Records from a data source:
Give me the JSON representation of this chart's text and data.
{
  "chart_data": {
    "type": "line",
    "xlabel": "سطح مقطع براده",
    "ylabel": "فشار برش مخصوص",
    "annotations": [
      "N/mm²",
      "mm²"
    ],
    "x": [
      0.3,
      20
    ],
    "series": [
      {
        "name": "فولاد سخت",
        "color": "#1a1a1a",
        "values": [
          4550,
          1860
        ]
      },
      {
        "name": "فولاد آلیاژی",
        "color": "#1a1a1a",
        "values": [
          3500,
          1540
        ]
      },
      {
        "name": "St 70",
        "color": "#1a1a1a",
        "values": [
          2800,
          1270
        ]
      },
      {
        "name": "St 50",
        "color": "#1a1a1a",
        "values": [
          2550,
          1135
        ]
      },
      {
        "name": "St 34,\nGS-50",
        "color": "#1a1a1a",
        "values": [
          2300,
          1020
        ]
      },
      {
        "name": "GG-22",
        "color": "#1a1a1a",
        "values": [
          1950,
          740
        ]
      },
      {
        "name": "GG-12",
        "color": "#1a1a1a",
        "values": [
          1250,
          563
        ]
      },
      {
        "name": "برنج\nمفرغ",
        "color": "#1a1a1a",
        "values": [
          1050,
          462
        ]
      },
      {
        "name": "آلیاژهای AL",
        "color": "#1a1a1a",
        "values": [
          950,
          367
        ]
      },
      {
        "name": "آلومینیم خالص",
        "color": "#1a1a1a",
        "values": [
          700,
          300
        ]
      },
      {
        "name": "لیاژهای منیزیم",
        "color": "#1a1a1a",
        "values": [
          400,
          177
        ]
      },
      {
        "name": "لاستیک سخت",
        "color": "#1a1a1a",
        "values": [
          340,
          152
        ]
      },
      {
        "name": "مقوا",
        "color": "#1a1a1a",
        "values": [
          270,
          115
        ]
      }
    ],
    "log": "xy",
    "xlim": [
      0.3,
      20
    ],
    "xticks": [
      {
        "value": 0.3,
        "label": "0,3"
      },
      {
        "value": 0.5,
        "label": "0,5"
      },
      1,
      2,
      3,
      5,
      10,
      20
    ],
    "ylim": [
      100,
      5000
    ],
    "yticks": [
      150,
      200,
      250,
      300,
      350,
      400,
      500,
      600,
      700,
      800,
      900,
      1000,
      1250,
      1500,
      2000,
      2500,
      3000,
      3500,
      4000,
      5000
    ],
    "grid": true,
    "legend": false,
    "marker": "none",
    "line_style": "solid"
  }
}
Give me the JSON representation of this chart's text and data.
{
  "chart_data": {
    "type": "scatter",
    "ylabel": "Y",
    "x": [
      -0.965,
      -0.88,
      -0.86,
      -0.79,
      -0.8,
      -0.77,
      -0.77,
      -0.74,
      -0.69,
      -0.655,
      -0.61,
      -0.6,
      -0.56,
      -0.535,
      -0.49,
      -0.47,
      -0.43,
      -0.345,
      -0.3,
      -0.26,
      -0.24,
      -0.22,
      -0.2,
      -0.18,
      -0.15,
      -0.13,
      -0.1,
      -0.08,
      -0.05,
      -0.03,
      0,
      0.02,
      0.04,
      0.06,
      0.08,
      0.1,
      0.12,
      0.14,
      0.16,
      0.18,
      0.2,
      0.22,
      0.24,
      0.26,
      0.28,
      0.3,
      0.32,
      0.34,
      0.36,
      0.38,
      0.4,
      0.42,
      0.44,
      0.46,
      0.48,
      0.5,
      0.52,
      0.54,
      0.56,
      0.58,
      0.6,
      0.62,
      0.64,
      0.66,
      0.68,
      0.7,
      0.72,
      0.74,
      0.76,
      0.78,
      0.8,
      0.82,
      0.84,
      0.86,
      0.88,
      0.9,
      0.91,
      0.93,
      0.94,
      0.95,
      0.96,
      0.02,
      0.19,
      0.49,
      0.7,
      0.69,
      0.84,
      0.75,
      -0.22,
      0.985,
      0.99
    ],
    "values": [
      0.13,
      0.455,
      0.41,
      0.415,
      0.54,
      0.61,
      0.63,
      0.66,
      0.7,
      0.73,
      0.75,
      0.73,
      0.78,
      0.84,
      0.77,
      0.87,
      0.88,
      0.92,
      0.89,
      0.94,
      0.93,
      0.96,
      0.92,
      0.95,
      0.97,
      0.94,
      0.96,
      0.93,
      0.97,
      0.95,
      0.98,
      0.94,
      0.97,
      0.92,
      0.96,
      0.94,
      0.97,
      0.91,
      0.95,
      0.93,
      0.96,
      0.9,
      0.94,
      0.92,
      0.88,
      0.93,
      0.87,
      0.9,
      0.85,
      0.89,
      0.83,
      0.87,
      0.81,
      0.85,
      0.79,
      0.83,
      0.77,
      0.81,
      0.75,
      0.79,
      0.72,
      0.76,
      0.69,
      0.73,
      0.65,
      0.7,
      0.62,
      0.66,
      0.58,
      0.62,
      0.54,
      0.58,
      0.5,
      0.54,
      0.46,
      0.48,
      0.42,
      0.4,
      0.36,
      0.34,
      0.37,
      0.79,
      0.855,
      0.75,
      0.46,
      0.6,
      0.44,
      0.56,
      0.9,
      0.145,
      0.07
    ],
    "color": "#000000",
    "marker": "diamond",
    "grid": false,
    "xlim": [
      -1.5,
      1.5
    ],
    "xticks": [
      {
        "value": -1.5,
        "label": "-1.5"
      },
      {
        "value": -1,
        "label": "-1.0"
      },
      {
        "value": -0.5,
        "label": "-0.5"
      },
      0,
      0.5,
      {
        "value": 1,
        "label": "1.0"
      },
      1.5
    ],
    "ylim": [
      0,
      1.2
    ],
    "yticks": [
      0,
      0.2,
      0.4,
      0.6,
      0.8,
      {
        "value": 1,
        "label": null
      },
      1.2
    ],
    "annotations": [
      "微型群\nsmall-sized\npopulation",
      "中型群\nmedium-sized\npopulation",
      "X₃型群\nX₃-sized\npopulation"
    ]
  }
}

■ Task objective: Scan the entries above. Copy each line that has the string "sized".

■ Answer in full:
      "微型群\nsmall-sized\npopulation",
      "中型群\nmedium-sized\npopulation",
      "X₃型群\nX₃-sized\npopulation"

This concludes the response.